Требования к заданиям:
• a. Чем, согласно отрывку о русском умострое, держится русский мир?
• b. Продолжите отрывок о русском умострое с того места, где он обрывается.

Избранный отрывок:
***

По закону бытопатии я думал, что Гоголю не удалось, а мне удалось зацепиться за что-то очень важное в русском умострое, но потом догадался, что он, умострой, как прохожий, ускользнул от меня. Он ускользнул и от Гоголя, хотя это и успокаивает, потому что то, что я принимал в нём за него, оказалось не от него, а от культуры.
И это был муляжный умострой, подсадная утка. Уткой был я, а он – культурой. Культура – это муляжи, то, что понарошку, «как если бы». На самом деле главное – делать вид. И это культура. А делать вид мы не умеем, и поэтому у нас нет культуры. Но я уже не понимаю, где утки, а где муляжи, где я и где вы, где Гоголь и где умострой. Но если я это пойму, то всё рухнет: Россия пропадёт, и я буду не я, Гоголь перестанет быть Гоголем, русский – русским. Непониманием мира держится русский мир. Это не значит, что мы без понятия, мы даже очень с понятием, но оно у нас не является условием быта.
В каждый момент мы можем отказаться от понятия, ускользнуть от него и сказать: это не я. Не мной понято, я здесь ни при чём. Здесь виновато бытие. Понимание есть, но не мы его установили, и поэтому понятия, которыми мы пользуемся, становятся у нас симулятивной реальностью, муляжóм, чем-то неподлинным. Бытие – это тоже муляж. Я думал, что бытие, оно и в России бытие, а оно в России притворно, якобы бытие, а оно – это «якобы» – из понятия, потому что всё, что не якобы бытие, то из быта, а быт без понятия.
Словом, бытие стало бытовым. В России оно полностью исчерпывается связкой «есть», а в ней каждый русский нутром чует не онтологическую связку, а какой-то пищеварительный оттенок, что-то повседневно близкое. Вот я говорю: пойдём есть, и меня понимают... И никому в голову не придёт сказать – вот, мол, хочу бытия. Что же его хотеть, если оно всегда есть, а если его нет, то на нет и суда нет, а если уж хотеть, так того, что сверх того, а сверх того – неведомо что, какая-нибудь Жар-птица, которая приходит на ум к Иванушке-дурачку, да к интеллигенции.

***

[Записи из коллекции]
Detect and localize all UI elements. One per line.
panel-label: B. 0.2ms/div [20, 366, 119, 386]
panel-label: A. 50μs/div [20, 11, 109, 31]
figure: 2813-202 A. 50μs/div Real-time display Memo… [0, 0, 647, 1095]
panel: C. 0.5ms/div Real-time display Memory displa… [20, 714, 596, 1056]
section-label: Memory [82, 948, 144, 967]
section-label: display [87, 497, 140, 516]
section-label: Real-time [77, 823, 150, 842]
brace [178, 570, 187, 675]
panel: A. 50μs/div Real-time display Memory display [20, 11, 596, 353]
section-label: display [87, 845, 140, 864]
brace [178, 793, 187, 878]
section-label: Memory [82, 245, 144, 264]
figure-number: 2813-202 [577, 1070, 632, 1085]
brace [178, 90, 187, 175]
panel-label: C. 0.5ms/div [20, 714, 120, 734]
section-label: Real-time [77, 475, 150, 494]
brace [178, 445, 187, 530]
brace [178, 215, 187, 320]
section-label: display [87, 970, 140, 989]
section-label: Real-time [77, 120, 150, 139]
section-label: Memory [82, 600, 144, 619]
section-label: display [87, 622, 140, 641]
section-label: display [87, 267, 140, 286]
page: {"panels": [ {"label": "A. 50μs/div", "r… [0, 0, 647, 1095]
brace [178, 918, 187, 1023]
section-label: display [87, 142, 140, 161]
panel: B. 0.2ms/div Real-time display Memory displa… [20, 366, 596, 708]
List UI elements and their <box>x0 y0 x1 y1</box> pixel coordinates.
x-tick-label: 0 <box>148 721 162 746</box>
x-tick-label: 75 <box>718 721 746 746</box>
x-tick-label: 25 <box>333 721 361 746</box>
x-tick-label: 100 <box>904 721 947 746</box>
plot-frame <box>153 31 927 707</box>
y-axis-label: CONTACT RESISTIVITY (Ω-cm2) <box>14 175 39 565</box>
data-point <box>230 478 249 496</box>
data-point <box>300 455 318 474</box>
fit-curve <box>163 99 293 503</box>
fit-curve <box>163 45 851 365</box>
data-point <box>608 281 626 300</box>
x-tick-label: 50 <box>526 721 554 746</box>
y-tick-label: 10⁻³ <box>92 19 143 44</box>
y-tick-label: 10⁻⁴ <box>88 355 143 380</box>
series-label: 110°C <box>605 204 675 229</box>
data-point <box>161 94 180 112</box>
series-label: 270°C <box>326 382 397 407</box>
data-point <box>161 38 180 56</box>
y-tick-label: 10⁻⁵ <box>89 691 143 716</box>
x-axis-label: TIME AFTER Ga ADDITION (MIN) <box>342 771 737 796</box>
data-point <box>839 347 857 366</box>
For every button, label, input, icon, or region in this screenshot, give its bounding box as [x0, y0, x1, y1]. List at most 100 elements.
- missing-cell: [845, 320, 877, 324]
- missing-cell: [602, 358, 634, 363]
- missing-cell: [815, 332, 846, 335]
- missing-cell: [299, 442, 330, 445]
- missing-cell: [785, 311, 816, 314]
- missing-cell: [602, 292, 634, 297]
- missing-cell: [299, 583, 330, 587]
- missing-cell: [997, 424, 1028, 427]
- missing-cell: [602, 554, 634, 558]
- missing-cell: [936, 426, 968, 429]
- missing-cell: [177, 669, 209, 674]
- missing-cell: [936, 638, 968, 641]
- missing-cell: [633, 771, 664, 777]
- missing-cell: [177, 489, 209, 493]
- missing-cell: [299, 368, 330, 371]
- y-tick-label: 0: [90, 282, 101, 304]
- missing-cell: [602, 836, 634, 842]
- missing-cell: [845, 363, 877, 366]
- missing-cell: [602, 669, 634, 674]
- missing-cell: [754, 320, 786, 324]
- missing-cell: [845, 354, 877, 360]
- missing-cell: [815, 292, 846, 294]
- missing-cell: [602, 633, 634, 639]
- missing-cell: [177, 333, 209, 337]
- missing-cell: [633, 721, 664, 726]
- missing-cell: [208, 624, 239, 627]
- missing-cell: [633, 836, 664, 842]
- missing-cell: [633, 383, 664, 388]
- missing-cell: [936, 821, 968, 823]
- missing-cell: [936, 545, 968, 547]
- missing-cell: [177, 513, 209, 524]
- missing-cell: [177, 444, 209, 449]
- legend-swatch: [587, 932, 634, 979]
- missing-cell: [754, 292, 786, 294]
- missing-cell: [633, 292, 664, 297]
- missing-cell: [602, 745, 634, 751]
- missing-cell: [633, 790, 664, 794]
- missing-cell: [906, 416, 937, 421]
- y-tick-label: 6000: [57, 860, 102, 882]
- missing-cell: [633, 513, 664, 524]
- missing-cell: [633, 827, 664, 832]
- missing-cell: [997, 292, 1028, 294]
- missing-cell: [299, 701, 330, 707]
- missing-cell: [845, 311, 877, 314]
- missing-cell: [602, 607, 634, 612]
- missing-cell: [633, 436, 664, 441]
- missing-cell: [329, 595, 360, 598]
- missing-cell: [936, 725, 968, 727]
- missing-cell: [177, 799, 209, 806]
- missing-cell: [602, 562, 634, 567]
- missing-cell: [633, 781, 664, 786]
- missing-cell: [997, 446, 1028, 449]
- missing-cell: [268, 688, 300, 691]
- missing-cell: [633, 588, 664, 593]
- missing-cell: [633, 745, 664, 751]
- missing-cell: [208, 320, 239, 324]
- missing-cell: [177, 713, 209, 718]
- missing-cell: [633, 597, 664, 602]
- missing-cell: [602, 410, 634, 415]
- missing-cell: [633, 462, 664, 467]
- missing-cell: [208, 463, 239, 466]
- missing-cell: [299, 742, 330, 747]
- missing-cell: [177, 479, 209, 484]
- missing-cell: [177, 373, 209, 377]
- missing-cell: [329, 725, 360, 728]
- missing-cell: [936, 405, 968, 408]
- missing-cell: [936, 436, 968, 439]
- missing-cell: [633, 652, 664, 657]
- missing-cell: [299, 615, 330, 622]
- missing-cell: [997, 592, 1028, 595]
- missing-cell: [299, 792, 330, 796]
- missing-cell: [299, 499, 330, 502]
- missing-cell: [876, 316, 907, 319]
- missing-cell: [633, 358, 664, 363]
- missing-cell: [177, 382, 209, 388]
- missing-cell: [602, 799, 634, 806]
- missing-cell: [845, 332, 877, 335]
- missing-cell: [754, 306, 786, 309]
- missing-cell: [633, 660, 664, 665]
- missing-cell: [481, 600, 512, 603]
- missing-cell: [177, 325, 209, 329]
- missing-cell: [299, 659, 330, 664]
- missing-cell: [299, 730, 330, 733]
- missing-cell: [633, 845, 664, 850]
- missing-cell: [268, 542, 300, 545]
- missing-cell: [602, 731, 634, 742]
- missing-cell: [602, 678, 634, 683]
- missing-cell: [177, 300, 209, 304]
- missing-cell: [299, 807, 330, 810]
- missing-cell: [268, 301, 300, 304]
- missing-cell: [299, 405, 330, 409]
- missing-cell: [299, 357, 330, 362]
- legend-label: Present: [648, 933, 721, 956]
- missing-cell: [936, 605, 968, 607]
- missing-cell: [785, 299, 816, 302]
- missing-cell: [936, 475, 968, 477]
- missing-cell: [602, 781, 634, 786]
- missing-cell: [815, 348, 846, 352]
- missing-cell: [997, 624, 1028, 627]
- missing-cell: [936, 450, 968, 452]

***

Итоговые ответы:
• a. Непониманием мира.

• b.
Придёт и потом уже из головы не выходит. А если выходит, то в момент, когда в «есть» видят «да будет» и не видят «есты», или «исты», а с этим «исты» сопряжена истина, которая в России не имеет никакого отношения к сознанию.
В этом смысле у русских развито неметафизическое понимание истины как правды. Ведь метафизическое понимание двусмысленно. Например, есть те, кого кусают змеи, и есть те, кого они не кусают, и неукусанные рассказывают укусанным об укусах – и это будет метафизическая истина, а она в русском умострое не задерживается. Начитанные люди её возвращают под видом онтологической истины, в которой то, что есть, объявляется производным от того, чего нет – от ничто. Но и ничто в России не ничто, а культурный муляж. Его никто не боится.
В России даже смерть не особенно пугает. Ничто не открывает русскому свет бытия, а маскирует то, что есть, а есть всё. И это самое всеединство не онтологическое, а бытовое, даже скорее половое. В бесполом мире нельзя случиться. Где пол, там и случай, а где случай, там и авось.
Чужбина – калина, да родина – малина! (Русская пословица)
Русская тяга к ничейности, или Имперский способ мышления
В русском умострое жила-была София, то, чем держится верх, София – всему голова, корень. А потом её не стало и умострой разрушился. И всяк, кому не лень, стал отличать бытие от существования, а существование от сущности. Бытие в России всё-таки повседневная жизнь, и в ней у нас что-то не так устроено, как надо (а надо, конечно же, как в Европе, чтобы быт не был бытием), потому что если быт бытие, то нет свободы и нет права, долга и ответственности.
Ведь русскому трудно понять, зачем ему долг и для чего ему ответственность, если всё делается по любви, и поэтому у него есть любовь и нет ответственности – русские бесформенны. А если нет формы, то нет и экзистенциалов. Вернее, страх есть, но он внизу, а вверху им ничего не держится. Трепета нет. На вершине пусто, а внизу без глубины, то есть бытие не экзистенциально. Оно патовое, а патовое бытие и есть быт. И это «ключ» к эмпирическим событиям.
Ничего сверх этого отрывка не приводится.